What the exercise asks: Collect each line of the entries that holds the string "Пропан".

Records for processing:
··········
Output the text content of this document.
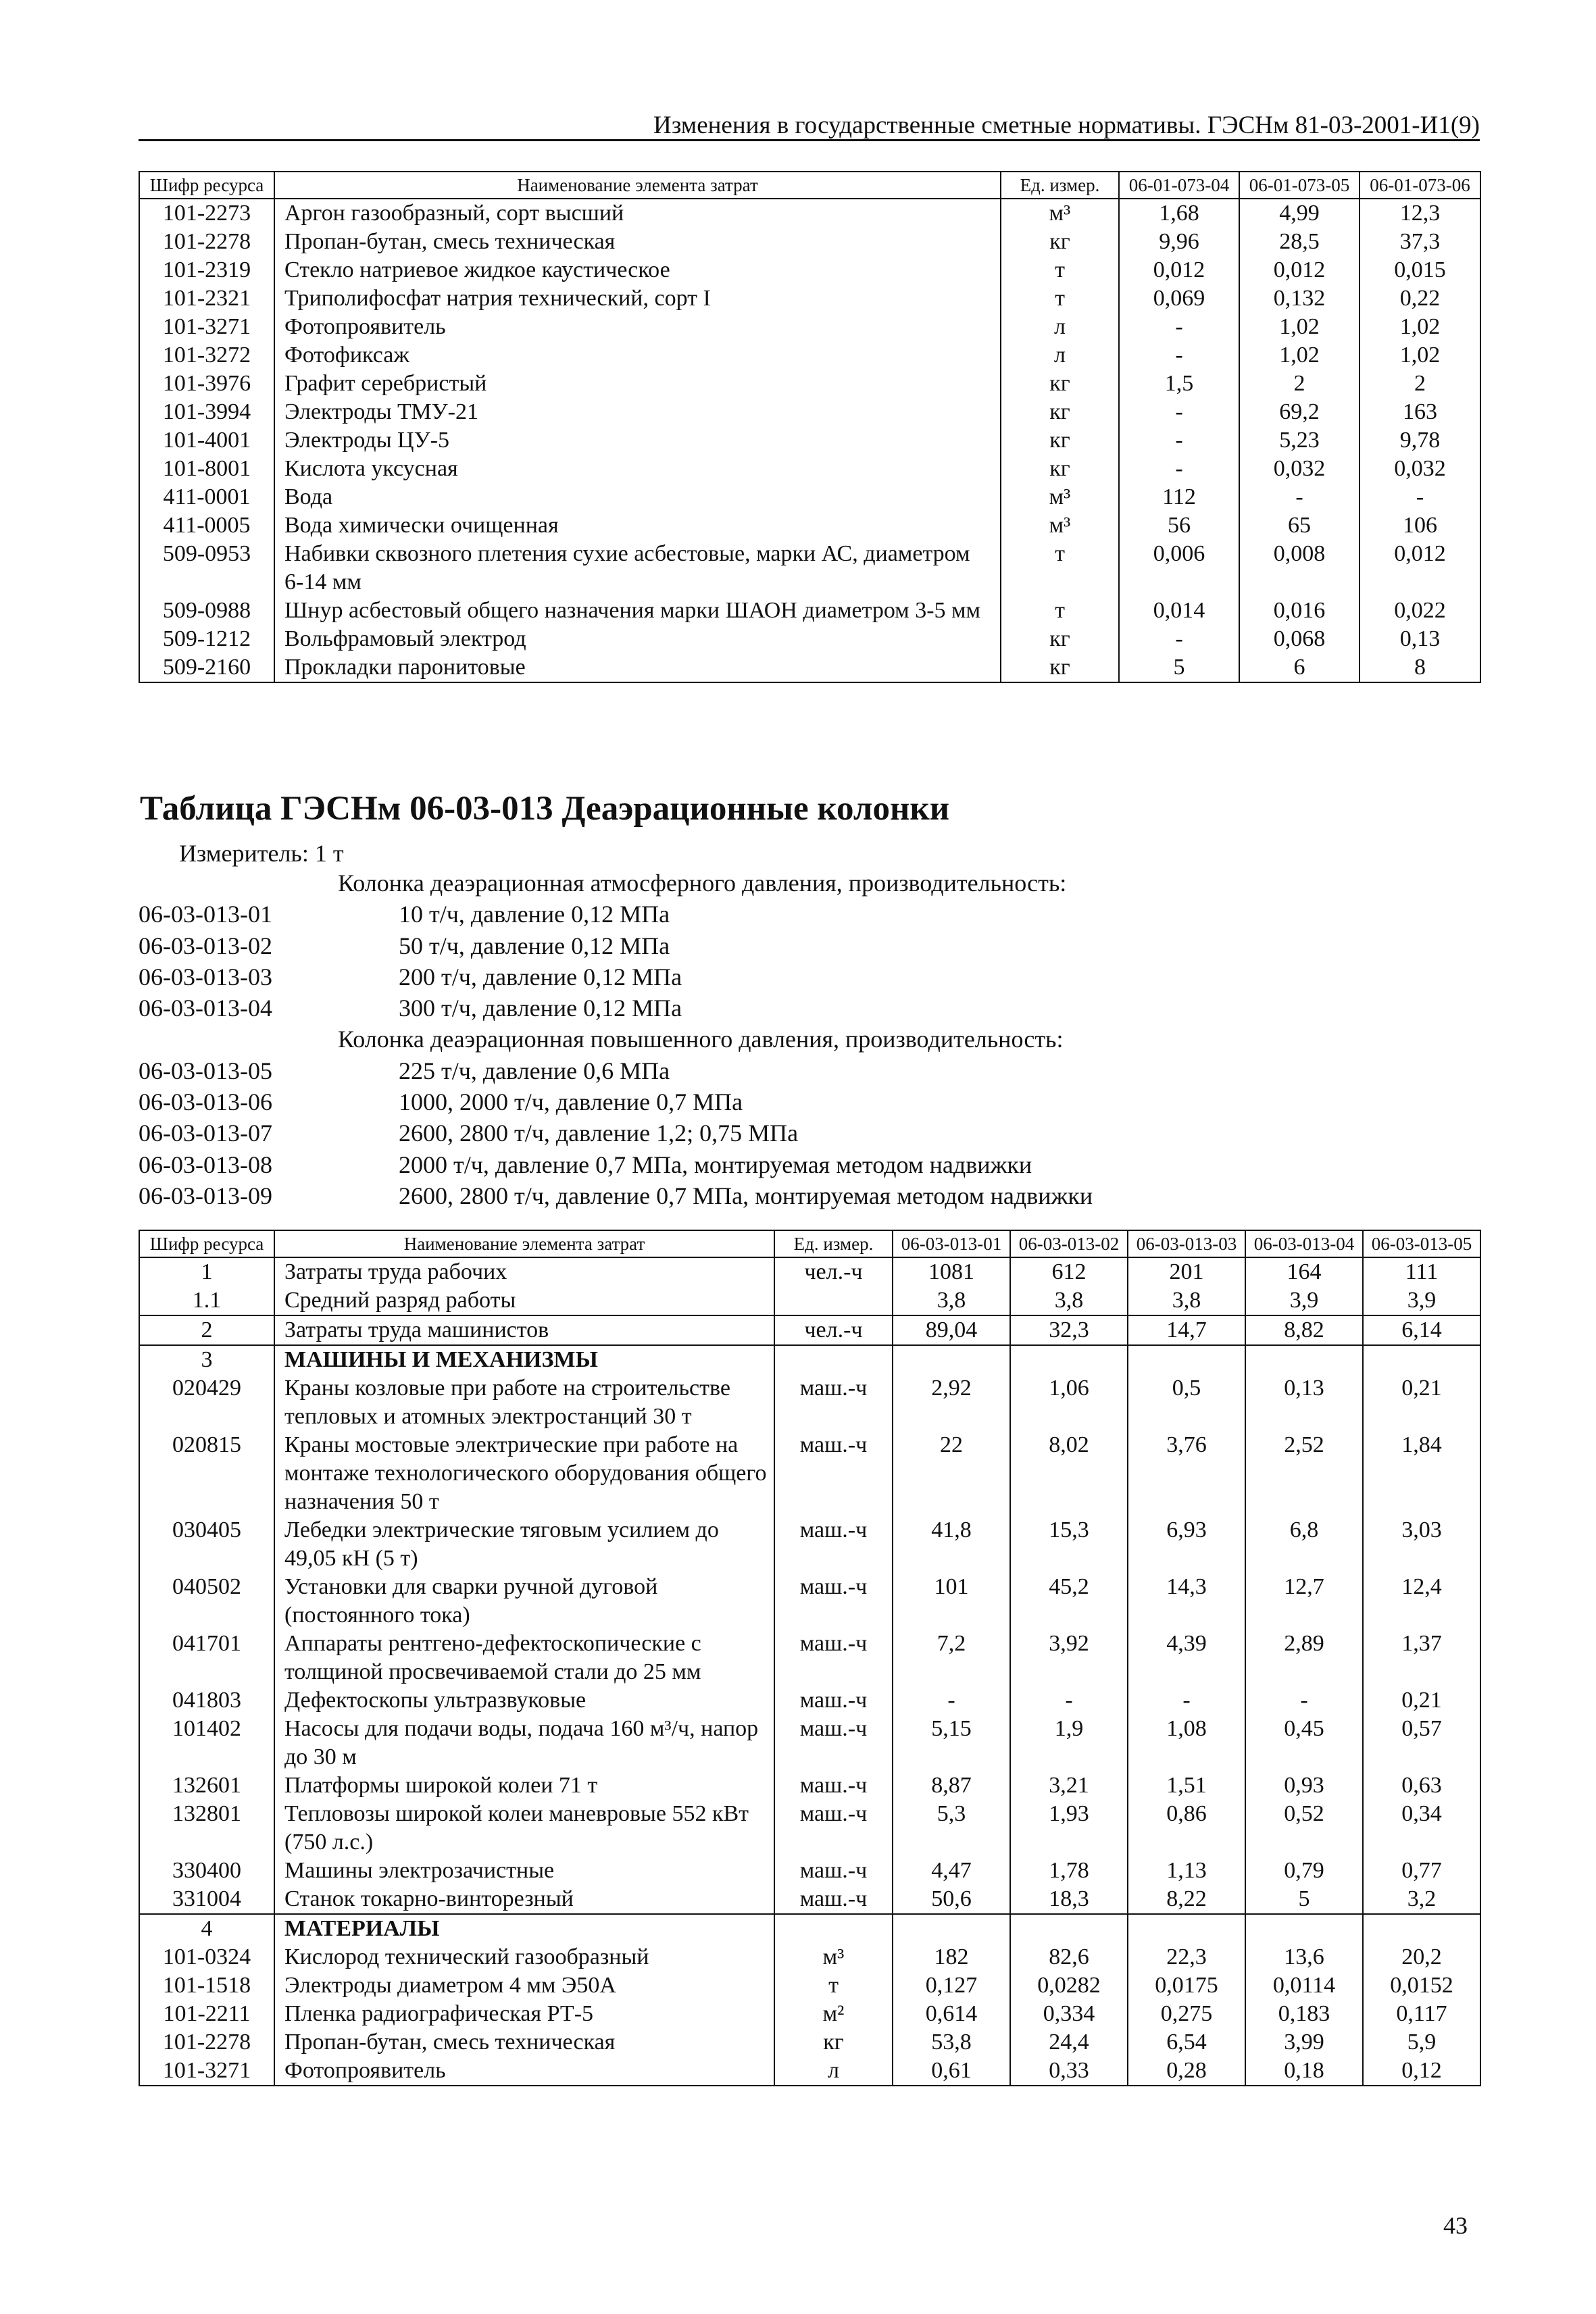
Изменения в государственные сметные нормативы. ГЭСНм 81-03-2001-И1(9)
Шифр ресурса	Наименование элемента затрат	Ед. измер.	06-01-073-04	06-01-073-05	06-01-073-06
101-2273	Аргон газообразный, сорт высший	м³	1,68	4,99	12,3
101-2278	Пропан-бутан, смесь техническая	кг	9,96	28,5	37,3
101-2319	Стекло натриевое жидкое каустическое	т	0,012	0,012	0,015
101-2321	Триполифосфат натрия технический, сорт I	т	0,069	0,132	0,22
101-3271	Фотопроявитель	л	-	1,02	1,02
101-3272	Фотофиксаж	л	-	1,02	1,02
101-3976	Графит серебристый	кг	1,5	2	2
101-3994	Электроды ТМУ-21	кг	-	69,2	163
101-4001	Электроды ЦУ-5	кг	-	5,23	9,78
101-8001	Кислота уксусная	кг	-	0,032	0,032
411-0001	Вода	м³	112	-	-
411-0005	Вода химически очищенная	м³	56	65	106
509-0953	Набивки сквозного плетения сухие асбестовые, марки АС, диаметром 6-14 мм	т	0,006	0,008	0,012
509-0988	Шнур асбестовый общего назначения марки ШАОН диаметром 3-5 мм	т	0,014	0,016	0,022
509-1212	Вольфрамовый электрод	кг	-	0,068	0,13
509-2160	Прокладки паронитовые	кг	5	6	8
Таблица ГЭСНм 06-03-013 Деаэрационные колонки
Измеритель: 1 т
Колонка деаэрационная атмосферного давления, производительность:
06-03-013-01	10 т/ч, давление 0,12 МПа
06-03-013-02	50 т/ч, давление 0,12 МПа
06-03-013-03	200 т/ч, давление 0,12 МПа
06-03-013-04	300 т/ч, давление 0,12 МПа
Колонка деаэрационная повышенного давления, производительность:
06-03-013-05	225 т/ч, давление 0,6 МПа
06-03-013-06	1000, 2000 т/ч, давление 0,7 МПа
06-03-013-07	2600, 2800 т/ч, давление 1,2; 0,75 МПа
06-03-013-08	2000 т/ч, давление 0,7 МПа, монтируемая методом надвижки
06-03-013-09	2600, 2800 т/ч, давление 0,7 МПа, монтируемая методом надвижки
Шифр ресурса	Наименование элемента затрат	Ед. измер.	06-03-013-01	06-03-013-02	06-03-013-03	06-03-013-04	06-03-013-05
1	Затраты труда рабочих	чел.-ч	1081	612	201	164	111
1.1	Средний разряд работы		3,8	3,8	3,8	3,9	3,9
2	Затраты труда машинистов	чел.-ч	89,04	32,3	14,7	8,82	6,14
3	МАШИНЫ И МЕХАНИЗМЫ						
020429	Краны козловые при работе на строительстве тепловых и атомных электростанций 30 т	маш.-ч	2,92	1,06	0,5	0,13	0,21
020815	Краны мостовые электрические при работе на монтаже технологического оборудования общего назначения 50 т	маш.-ч	22	8,02	3,76	2,52	1,84
030405	Лебедки электрические тяговым усилием до 49,05 кН (5 т)	маш.-ч	41,8	15,3	6,93	6,8	3,03
040502	Установки для сварки ручной дуговой (постоянного тока)	маш.-ч	101	45,2	14,3	12,7	12,4
041701	Аппараты рентгено-дефектоскопические с толщиной просвечиваемой стали до 25 мм	маш.-ч	7,2	3,92	4,39	2,89	1,37
041803	Дефектоскопы ультразвуковые	маш.-ч	-	-	-	-	0,21
101402	Насосы для подачи воды, подача 160 м³/ч, напор до 30 м	маш.-ч	5,15	1,9	1,08	0,45	0,57
132601	Платформы широкой колеи 71 т	маш.-ч	8,87	3,21	1,51	0,93	0,63
132801	Тепловозы широкой колеи маневровые 552 кВт (750 л.с.)	маш.-ч	5,3	1,93	0,86	0,52	0,34
330400	Машины электрозачистные	маш.-ч	4,47	1,78	1,13	0,79	0,77
331004	Станок токарно-винторезный	маш.-ч	50,6	18,3	8,22	5	3,2
4	МАТЕРИАЛЫ						
101-0324	Кислород технический газообразный	м³	182	82,6	22,3	13,6	20,2
101-1518	Электроды диаметром 4 мм Э50А	т	0,127	0,0282	0,0175	0,0114	0,0152
101-2211	Пленка радиографическая РТ-5	м²	0,614	0,334	0,275	0,183	0,117
101-2278	Пропан-бутан, смесь техническая	кг	53,8	24,4	6,54	3,99	5,9
101-3271	Фотопроявитель	л	0,61	0,33	0,28	0,18	0,12
43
··········
Task response:
101-2278	Пропан-бутан, смесь техническая	кг	9,96	28,5	37,3
101-2278	Пропан-бутан, смесь техническая	кг	53,8	24,4	6,54	3,99	5,9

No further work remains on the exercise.